(SHORT TASK)
Every line that holds "icon" should be shown.

(Dataset items)
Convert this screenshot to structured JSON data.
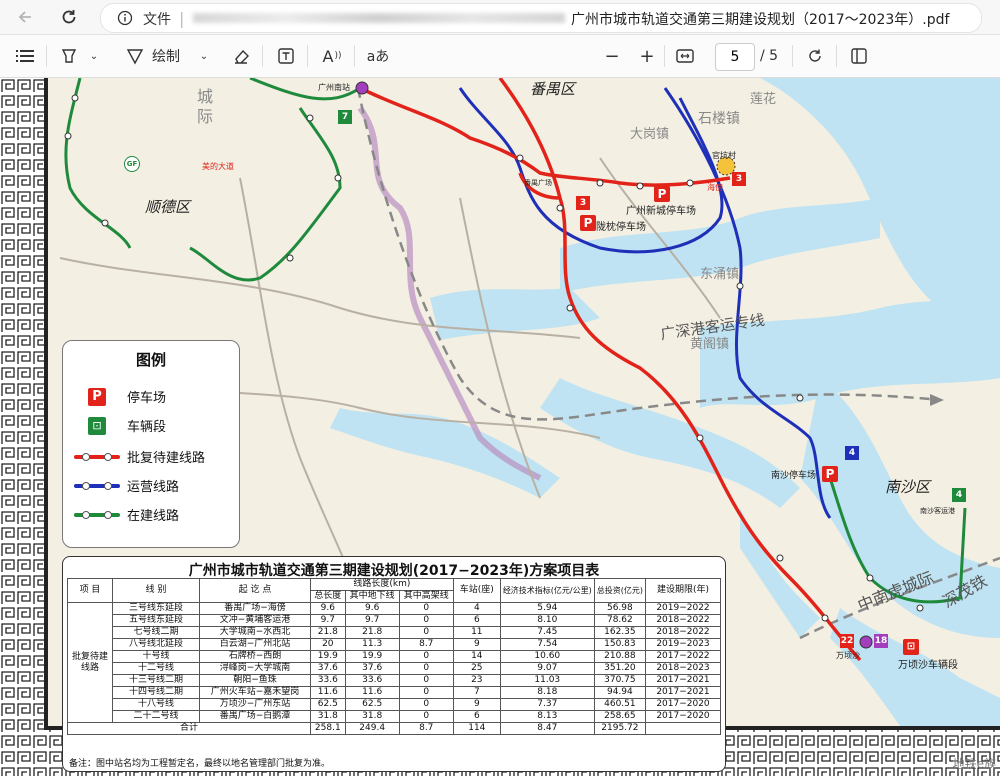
{
  "browser": {
    "back_icon": "back-arrow-icon",
    "reload_icon": "reload-icon",
    "info_icon": "info-icon",
    "file_label": "文件",
    "doc_title": "广州市城市轨道交通第三期建设规划（2017～2023年）.pdf"
  },
  "toolbar": {
    "draw_label": "绘制",
    "read_aloud_label": "A",
    "text_label": "aあ",
    "page_current": "5",
    "page_total": "/ 5",
    "zoom_out": "−",
    "zoom_in": "+"
  },
  "map": {
    "regions": [
      "番禺区",
      "顺德区",
      "南沙区"
    ],
    "city_labels": [
      "城",
      "际",
      "石楼镇",
      "莲花",
      "大岗镇",
      "东涌镇",
      "黄阁镇",
      "广深港客运专线",
      "中南虎城际",
      "深茂铁"
    ],
    "stations": [
      "广州南站",
      "番禺广场",
      "广州新城停车场",
      "陇枕停车场",
      "海傍",
      "官坑村",
      "南沙停车场",
      "南沙客运港",
      "万顷沙",
      "万顷沙车辆段",
      "美的大道"
    ],
    "line_badges": [
      "3",
      "3",
      "7",
      "4",
      "4",
      "22",
      "18",
      "GF"
    ],
    "colors": {
      "approved": "#e2231a",
      "operating": "#1f30b8",
      "construction": "#1f8a3b",
      "water": "#bfe3f2",
      "land": "#f3efe3"
    }
  },
  "legend": {
    "title": "图例",
    "items": [
      {
        "symbol": "parking-icon",
        "label": "停车场"
      },
      {
        "symbol": "depot-icon",
        "label": "车辆段"
      },
      {
        "symbol": "approved-line",
        "label": "批复待建线路"
      },
      {
        "symbol": "operating-line",
        "label": "运营线路"
      },
      {
        "symbol": "construction-line",
        "label": "在建线路"
      }
    ]
  },
  "table": {
    "title": "广州市城市轨道交通第三期建设规划(2017−2023年)方案项目表",
    "headers": {
      "project": "项 目",
      "line": "线 别",
      "endpoints": "起 讫 点",
      "length": "线路长度(km)",
      "total": "总长度",
      "underground": "其中地下线",
      "elevated": "其中高架线",
      "stations": "车站(座)",
      "econ": "经济技术指标(亿元/公里)",
      "invest": "总投资(亿元)",
      "period": "建设期限(年)"
    },
    "group_label": "批复待建线路",
    "rows": [
      [
        "三号线东延段",
        "番禺广场−海傍",
        "9.6",
        "9.6",
        "0",
        "4",
        "5.94",
        "56.98",
        "2019−2022"
      ],
      [
        "五号线东延段",
        "文冲−黄埔客运港",
        "9.7",
        "9.7",
        "0",
        "6",
        "8.10",
        "78.62",
        "2018−2022"
      ],
      [
        "七号线二期",
        "大学城南−水西北",
        "21.8",
        "21.8",
        "0",
        "11",
        "7.45",
        "162.35",
        "2018−2022"
      ],
      [
        "八号线北延段",
        "白云湖−广州北站",
        "20",
        "11.3",
        "8.7",
        "9",
        "7.54",
        "150.83",
        "2019−2023"
      ],
      [
        "十号线",
        "石牌桥−西朗",
        "19.9",
        "19.9",
        "0",
        "14",
        "10.60",
        "210.88",
        "2017−2022"
      ],
      [
        "十二号线",
        "浔峰岗−大学城南",
        "37.6",
        "37.6",
        "0",
        "25",
        "9.07",
        "351.20",
        "2018−2023"
      ],
      [
        "十三号线二期",
        "朝阳−鱼珠",
        "33.6",
        "33.6",
        "0",
        "23",
        "11.03",
        "370.75",
        "2017−2021"
      ],
      [
        "十四号线二期",
        "广州火车站−嘉禾望岗",
        "11.6",
        "11.6",
        "0",
        "7",
        "8.18",
        "94.94",
        "2017−2021"
      ],
      [
        "十八号线",
        "万顷沙−广州东站",
        "62.5",
        "62.5",
        "0",
        "9",
        "7.37",
        "460.51",
        "2017−2020"
      ],
      [
        "二十二号线",
        "番禺广场−白鹅潭",
        "31.8",
        "31.8",
        "0",
        "6",
        "8.13",
        "258.65",
        "2017−2020"
      ]
    ],
    "total_label": "合计",
    "totals": [
      "258.1",
      "249.4",
      "8.7",
      "114",
      "8.47",
      "2195.72"
    ],
    "note": "备注：图中站名均为工程暂定名，最终以地名管理部门批复为准。"
  },
  "watermark": "地铁e族"
}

(SOLUTION TO THE EXERCISE)
    "back_icon": "back-arrow-icon",
    "reload_icon": "reload-icon",
    "info_icon": "info-icon",
        "symbol": "parking-icon",
        "symbol": "depot-icon",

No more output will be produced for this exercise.